● **Exercise prompt**
Print all of the lines exactly. Any picture among them stays out.

● **Input material**
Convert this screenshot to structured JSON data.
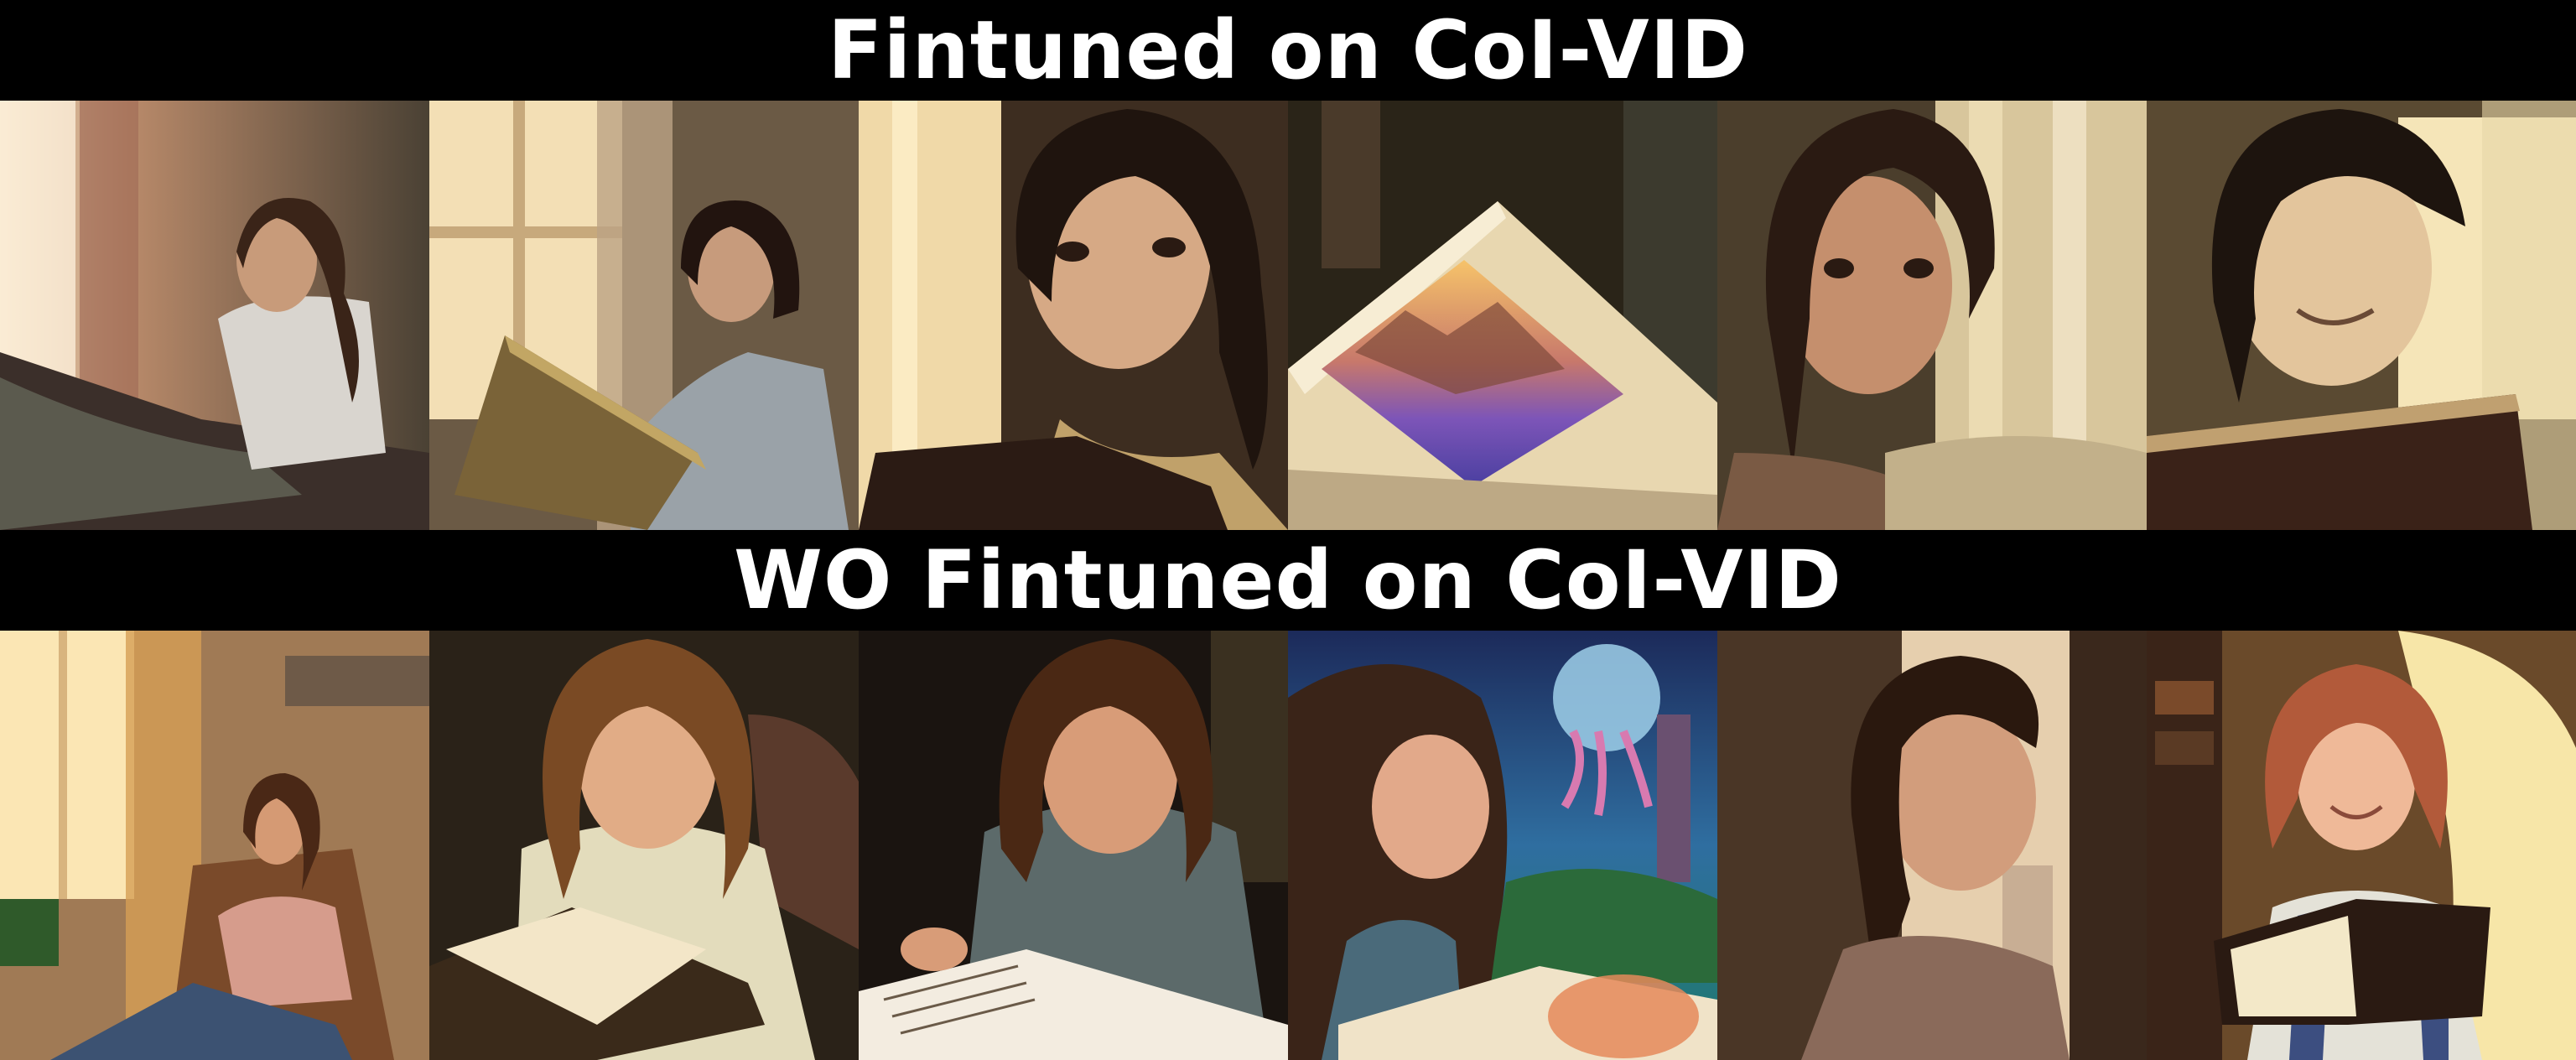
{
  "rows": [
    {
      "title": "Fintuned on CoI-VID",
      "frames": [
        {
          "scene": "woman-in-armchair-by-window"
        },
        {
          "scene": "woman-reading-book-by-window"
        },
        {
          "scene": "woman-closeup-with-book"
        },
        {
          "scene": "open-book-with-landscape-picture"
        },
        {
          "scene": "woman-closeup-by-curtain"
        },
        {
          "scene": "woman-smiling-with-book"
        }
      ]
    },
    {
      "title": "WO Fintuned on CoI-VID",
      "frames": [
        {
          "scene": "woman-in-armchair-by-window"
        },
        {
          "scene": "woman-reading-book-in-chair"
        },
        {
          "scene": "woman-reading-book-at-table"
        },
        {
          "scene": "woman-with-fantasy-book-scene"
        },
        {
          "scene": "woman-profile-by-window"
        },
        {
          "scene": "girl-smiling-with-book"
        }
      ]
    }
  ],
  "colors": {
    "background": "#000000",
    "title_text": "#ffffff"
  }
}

● **Solution for this task**
Convert this screenshot to structured JSON data.
{
  "rows": [
    {
      "title": "Fintuned on CoI-VID",
      "frames": [
        {
          "scene": "woman-in-armchair-by-window"
        },
        {
          "scene": "woman-reading-book-by-window"
        },
        {
          "scene": "woman-closeup-with-book"
        },
        {
          "scene": "open-book-with-landscape-picture"
        },
        {
          "scene": "woman-closeup-by-curtain"
        },
        {
          "scene": "woman-smiling-with-book"
        }
      ]
    },
    {
      "title": "WO Fintuned on CoI-VID",
      "frames": [
        {
          "scene": "woman-in-armchair-by-window"
        },
        {
          "scene": "woman-reading-book-in-chair"
        },
        {
          "scene": "woman-reading-book-at-table"
        },
        {
          "scene": "woman-with-fantasy-book-scene"
        },
        {
          "scene": "woman-profile-by-window"
        },
        {
          "scene": "girl-smiling-with-book"
        }
      ]
    }
  ],
  "colors": {
    "background": "#000000",
    "title_text": "#ffffff"
  }
}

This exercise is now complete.